>> Begin

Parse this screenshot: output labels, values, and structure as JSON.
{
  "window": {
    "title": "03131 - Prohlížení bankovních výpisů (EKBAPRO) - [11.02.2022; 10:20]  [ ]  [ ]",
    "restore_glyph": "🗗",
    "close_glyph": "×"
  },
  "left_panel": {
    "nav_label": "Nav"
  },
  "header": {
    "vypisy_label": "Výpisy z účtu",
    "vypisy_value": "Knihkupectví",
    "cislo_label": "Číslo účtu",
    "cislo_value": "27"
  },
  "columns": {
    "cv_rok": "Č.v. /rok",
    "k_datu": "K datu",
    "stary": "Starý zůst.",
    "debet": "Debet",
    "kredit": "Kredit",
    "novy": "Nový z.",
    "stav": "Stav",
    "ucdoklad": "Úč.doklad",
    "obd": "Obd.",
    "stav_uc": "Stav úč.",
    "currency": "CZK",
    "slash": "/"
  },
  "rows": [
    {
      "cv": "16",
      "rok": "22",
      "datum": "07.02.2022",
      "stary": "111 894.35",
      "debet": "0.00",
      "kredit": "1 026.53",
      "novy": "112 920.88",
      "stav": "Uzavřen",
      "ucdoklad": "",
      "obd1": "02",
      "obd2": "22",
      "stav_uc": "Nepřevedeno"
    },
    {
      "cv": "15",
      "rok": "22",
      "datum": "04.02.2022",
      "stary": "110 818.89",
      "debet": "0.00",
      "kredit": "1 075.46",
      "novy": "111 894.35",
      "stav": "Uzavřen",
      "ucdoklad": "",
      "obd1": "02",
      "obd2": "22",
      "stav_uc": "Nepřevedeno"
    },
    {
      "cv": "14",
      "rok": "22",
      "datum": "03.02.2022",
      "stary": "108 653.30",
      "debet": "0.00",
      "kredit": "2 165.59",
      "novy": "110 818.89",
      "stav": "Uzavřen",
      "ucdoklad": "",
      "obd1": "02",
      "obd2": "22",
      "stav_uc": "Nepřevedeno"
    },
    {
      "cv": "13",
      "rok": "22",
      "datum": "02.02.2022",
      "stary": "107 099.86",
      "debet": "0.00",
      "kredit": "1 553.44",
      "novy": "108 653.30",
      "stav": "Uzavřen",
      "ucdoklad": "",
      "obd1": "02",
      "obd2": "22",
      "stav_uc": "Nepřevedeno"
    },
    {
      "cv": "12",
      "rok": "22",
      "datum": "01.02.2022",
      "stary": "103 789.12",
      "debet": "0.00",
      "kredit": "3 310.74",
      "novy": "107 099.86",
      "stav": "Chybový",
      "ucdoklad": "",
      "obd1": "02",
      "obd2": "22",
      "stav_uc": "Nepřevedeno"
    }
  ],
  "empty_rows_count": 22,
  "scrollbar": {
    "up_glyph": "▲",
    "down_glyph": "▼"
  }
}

>> End
>> Begin

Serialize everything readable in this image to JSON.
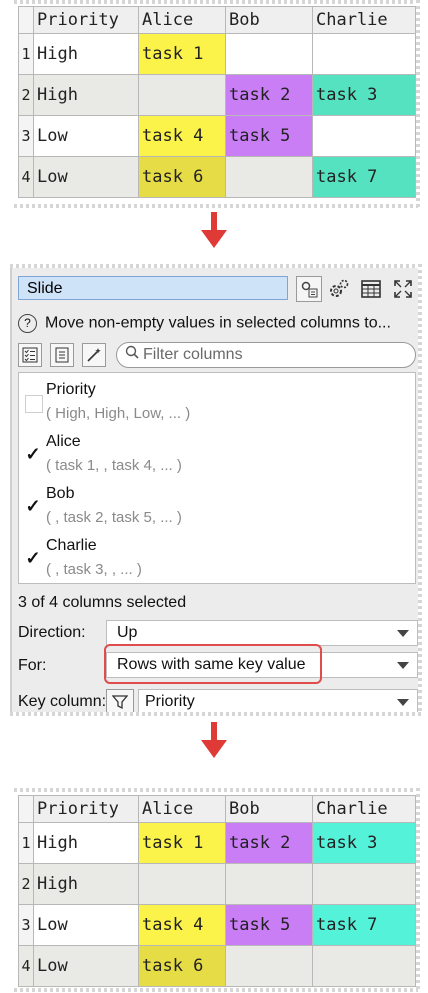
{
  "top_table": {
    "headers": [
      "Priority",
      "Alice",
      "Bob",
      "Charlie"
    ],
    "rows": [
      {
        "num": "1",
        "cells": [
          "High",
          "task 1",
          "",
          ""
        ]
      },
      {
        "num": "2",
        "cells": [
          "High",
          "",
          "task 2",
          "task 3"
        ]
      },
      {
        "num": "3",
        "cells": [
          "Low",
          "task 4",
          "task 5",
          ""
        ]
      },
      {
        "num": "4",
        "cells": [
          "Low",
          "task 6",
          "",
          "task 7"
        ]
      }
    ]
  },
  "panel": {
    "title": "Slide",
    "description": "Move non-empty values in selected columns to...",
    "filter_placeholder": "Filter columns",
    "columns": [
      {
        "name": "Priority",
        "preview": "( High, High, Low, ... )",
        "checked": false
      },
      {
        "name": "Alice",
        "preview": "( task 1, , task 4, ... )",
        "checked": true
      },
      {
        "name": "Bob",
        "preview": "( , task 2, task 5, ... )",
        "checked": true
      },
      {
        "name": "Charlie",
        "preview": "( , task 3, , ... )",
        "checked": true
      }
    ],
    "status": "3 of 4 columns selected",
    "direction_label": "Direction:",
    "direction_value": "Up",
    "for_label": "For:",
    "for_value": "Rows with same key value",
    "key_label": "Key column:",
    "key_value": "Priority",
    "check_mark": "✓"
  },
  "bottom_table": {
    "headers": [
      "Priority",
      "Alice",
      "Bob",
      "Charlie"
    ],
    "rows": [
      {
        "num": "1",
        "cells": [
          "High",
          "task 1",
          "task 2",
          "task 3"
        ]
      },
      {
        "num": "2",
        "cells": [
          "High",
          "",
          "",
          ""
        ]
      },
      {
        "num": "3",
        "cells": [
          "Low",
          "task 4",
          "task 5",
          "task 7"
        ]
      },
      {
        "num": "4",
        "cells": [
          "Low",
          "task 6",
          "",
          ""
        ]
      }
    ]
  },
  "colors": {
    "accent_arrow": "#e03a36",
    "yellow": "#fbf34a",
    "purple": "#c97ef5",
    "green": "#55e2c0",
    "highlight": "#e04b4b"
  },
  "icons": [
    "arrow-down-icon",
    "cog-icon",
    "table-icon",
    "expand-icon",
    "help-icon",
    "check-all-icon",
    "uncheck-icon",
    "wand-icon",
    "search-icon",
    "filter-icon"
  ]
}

>> End

Exercise. Copy every line that contains the string "preview".

Result of this task.
        "preview": "( High, High, Low, ... )",
        "preview": "( task 1, , task 4, ... )",
        "preview": "( , task 2, task 5, ... )",
        "preview": "( , task 3, , ... )",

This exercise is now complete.